__To be done__
Show all lines holding the string "التبريزى".

__Entries__
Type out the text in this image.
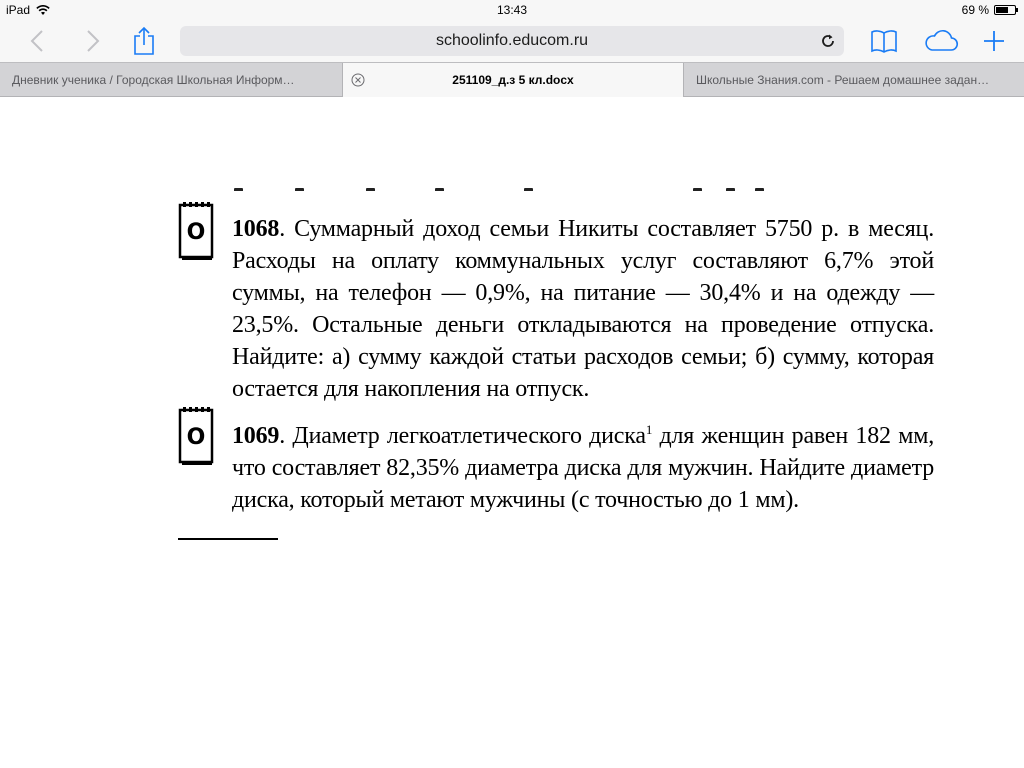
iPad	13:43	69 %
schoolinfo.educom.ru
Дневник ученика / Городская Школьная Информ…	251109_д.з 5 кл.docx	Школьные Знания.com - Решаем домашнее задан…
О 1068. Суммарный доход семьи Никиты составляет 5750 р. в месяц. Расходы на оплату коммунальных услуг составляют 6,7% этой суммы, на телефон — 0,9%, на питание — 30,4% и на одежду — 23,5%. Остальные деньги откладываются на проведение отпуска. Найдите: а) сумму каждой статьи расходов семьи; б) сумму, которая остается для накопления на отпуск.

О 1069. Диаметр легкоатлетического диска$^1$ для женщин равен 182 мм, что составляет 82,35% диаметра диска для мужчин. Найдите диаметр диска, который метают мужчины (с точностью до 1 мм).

==

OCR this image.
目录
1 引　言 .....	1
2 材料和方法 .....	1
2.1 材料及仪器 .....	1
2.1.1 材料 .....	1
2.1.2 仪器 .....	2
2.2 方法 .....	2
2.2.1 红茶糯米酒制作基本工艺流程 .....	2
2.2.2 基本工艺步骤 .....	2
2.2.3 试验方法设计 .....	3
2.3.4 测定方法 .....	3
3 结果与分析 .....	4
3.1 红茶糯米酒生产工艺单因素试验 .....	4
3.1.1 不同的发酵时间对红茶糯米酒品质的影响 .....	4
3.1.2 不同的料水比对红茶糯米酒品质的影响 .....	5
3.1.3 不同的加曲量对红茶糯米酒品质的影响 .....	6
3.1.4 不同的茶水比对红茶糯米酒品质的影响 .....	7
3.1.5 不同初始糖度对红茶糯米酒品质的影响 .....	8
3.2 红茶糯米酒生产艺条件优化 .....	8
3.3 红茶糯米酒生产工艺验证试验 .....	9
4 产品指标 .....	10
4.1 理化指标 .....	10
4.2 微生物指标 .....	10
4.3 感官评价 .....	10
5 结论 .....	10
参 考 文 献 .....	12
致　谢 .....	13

==

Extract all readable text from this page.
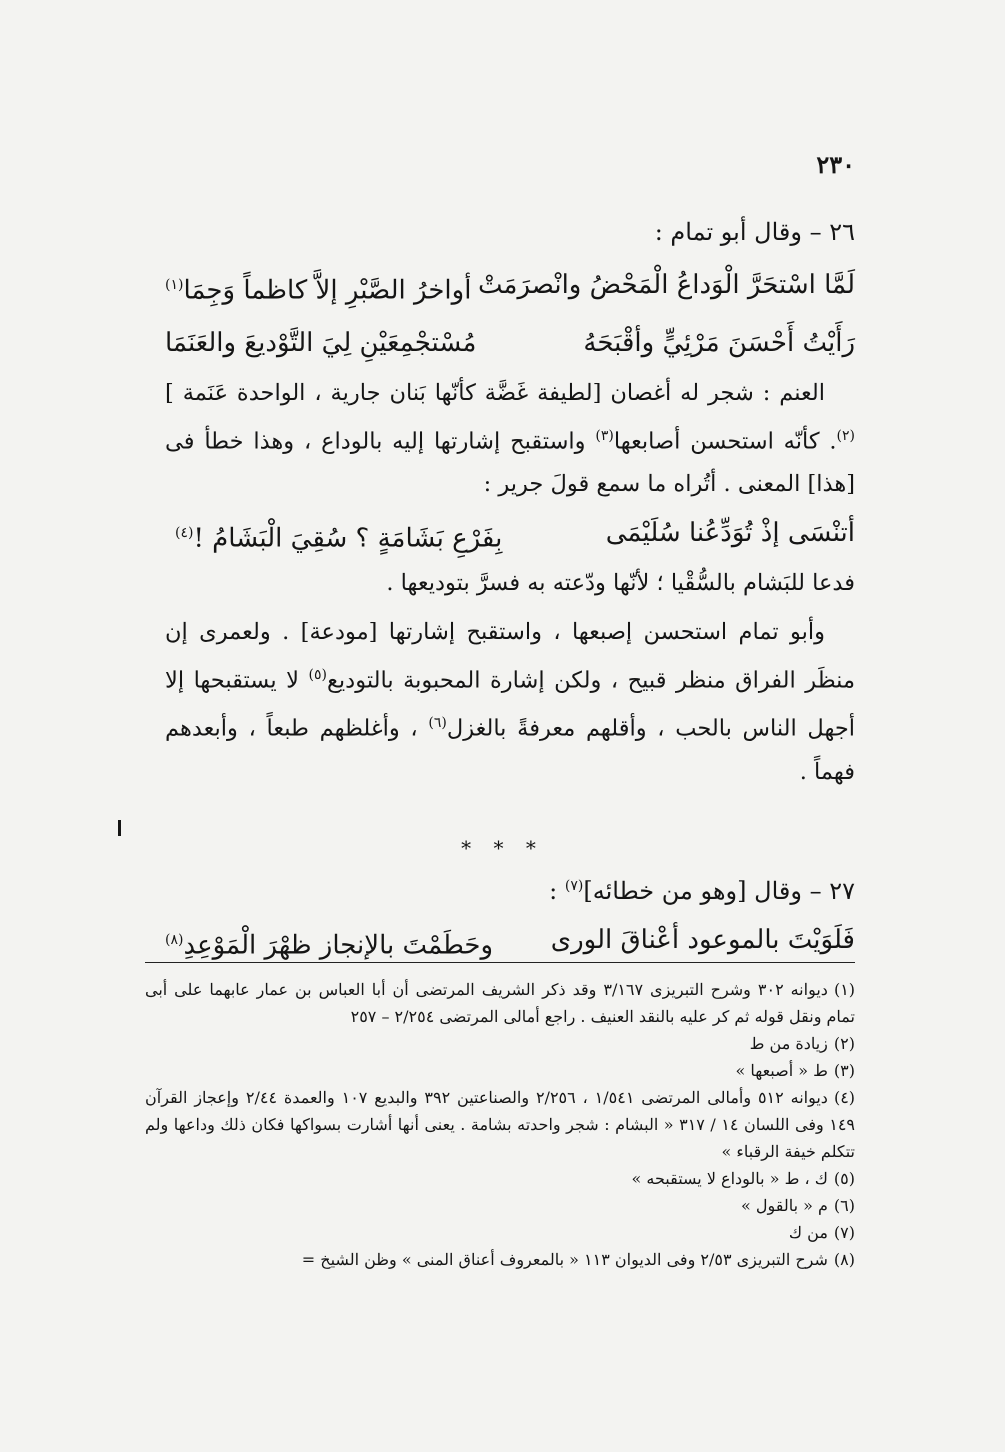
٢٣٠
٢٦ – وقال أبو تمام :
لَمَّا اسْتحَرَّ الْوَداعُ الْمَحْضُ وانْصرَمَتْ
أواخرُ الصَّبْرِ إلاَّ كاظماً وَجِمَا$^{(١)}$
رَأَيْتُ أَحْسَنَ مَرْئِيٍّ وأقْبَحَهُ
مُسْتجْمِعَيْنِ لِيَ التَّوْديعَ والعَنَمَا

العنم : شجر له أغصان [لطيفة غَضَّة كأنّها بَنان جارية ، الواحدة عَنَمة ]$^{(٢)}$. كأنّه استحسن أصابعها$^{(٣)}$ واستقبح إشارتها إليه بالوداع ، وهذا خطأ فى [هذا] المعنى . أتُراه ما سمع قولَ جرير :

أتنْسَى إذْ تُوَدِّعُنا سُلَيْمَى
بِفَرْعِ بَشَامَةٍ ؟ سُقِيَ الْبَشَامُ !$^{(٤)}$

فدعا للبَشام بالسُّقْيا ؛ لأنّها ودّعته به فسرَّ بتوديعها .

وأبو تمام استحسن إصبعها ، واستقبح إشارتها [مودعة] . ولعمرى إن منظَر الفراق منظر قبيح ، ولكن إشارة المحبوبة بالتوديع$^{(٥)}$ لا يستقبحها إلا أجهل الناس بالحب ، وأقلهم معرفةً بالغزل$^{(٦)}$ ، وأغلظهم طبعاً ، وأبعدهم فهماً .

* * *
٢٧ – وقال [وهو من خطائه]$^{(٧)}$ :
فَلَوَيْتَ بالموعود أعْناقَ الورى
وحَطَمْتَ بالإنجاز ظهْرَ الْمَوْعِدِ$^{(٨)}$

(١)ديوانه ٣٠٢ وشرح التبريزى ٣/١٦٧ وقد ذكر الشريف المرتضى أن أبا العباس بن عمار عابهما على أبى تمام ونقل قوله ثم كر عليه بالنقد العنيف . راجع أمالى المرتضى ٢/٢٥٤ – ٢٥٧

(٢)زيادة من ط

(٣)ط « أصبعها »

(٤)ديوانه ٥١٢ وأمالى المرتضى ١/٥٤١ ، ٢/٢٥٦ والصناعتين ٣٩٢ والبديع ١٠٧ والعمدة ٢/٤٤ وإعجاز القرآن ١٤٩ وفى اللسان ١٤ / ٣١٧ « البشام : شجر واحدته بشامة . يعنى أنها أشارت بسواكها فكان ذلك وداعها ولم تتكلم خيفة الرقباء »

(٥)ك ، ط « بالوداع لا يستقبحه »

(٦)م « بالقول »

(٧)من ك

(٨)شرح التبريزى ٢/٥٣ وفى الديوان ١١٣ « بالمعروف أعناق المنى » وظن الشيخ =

__Response__
(١)ديوانه ٣٠٢ وشرح التبريزى ٣/١٦٧ وقد ذكر الشريف المرتضى أن أبا العباس بن عمار عابهما على أبى تمام ونقل قوله ثم كر عليه بالنقد العنيف . راجع أمالى المرتضى ٢/٢٥٤ – ٢٥٧
(٨)شرح التبريزى ٢/٥٣ وفى الديوان ١١٣ « بالمعروف أعناق المنى » وظن الشيخ =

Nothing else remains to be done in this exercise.